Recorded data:
********
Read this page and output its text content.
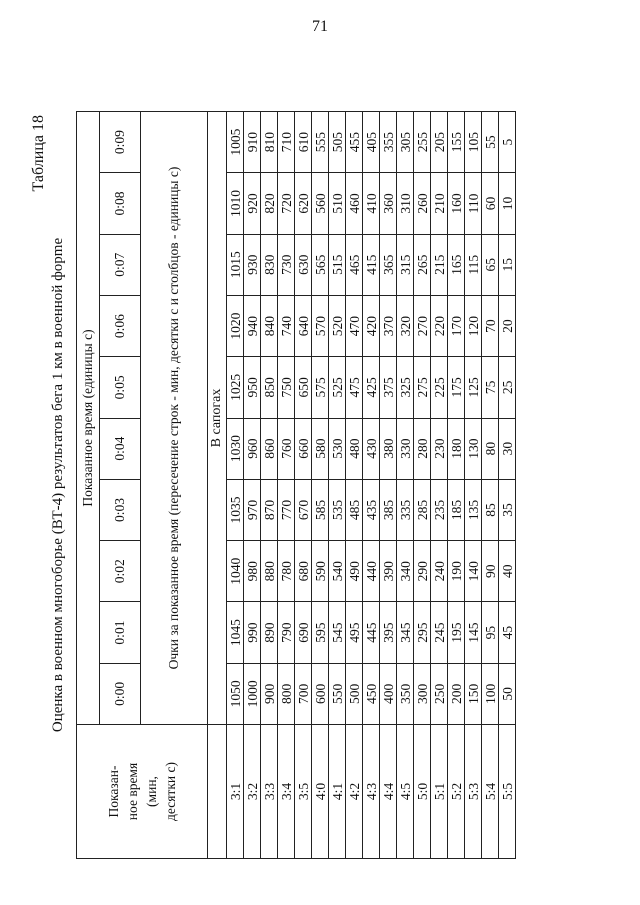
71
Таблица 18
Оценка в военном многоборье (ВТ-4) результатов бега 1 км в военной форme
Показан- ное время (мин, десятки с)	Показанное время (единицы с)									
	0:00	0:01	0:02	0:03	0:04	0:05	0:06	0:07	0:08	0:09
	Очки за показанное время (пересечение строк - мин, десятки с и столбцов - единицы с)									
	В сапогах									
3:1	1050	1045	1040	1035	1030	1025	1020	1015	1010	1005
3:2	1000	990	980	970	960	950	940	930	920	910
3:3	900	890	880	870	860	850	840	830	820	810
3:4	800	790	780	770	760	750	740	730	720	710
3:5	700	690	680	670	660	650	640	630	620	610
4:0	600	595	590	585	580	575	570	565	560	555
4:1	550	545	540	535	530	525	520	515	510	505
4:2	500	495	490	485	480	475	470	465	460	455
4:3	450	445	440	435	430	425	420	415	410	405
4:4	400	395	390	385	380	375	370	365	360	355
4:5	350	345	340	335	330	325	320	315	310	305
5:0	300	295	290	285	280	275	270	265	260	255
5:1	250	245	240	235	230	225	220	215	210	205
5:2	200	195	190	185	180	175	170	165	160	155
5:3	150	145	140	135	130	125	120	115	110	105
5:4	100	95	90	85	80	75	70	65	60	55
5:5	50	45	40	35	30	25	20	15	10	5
********
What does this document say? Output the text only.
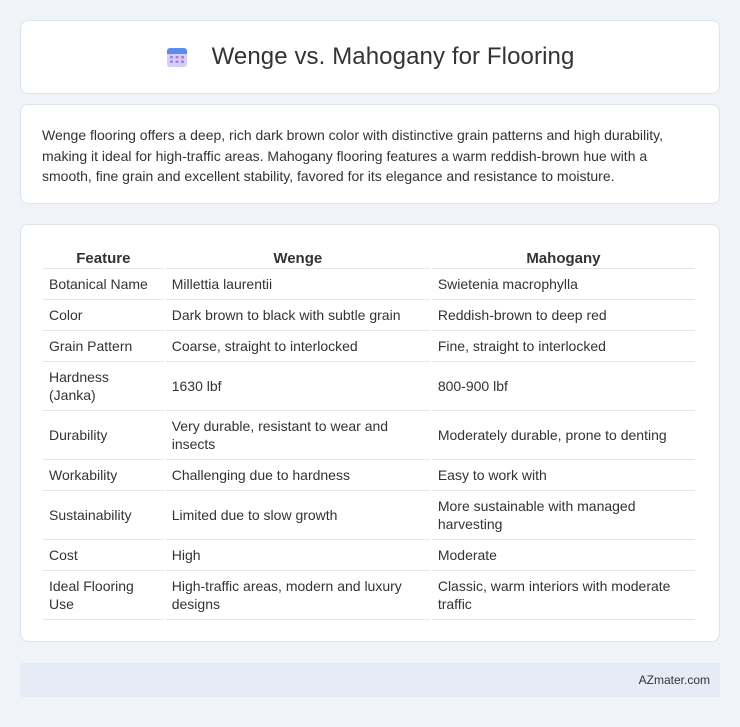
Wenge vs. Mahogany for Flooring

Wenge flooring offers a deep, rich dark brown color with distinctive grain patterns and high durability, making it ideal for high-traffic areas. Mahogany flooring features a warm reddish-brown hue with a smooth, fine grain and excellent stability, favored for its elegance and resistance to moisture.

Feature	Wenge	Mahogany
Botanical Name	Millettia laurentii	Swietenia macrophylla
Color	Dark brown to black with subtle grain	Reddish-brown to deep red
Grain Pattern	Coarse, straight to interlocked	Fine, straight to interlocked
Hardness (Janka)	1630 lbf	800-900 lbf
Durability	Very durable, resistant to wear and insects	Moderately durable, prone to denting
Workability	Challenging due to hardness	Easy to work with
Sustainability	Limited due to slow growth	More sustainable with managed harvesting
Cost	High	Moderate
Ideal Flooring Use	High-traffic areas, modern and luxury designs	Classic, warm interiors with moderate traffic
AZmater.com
********
### Problem
Where a line above includes "единицы", copy that line.

### Response
Показан- ное время (мин, десятки с)	Показанное время (единицы с)									
	Очки за показанное время (пересечение строк - мин, десятки с и столбцов - единицы с)									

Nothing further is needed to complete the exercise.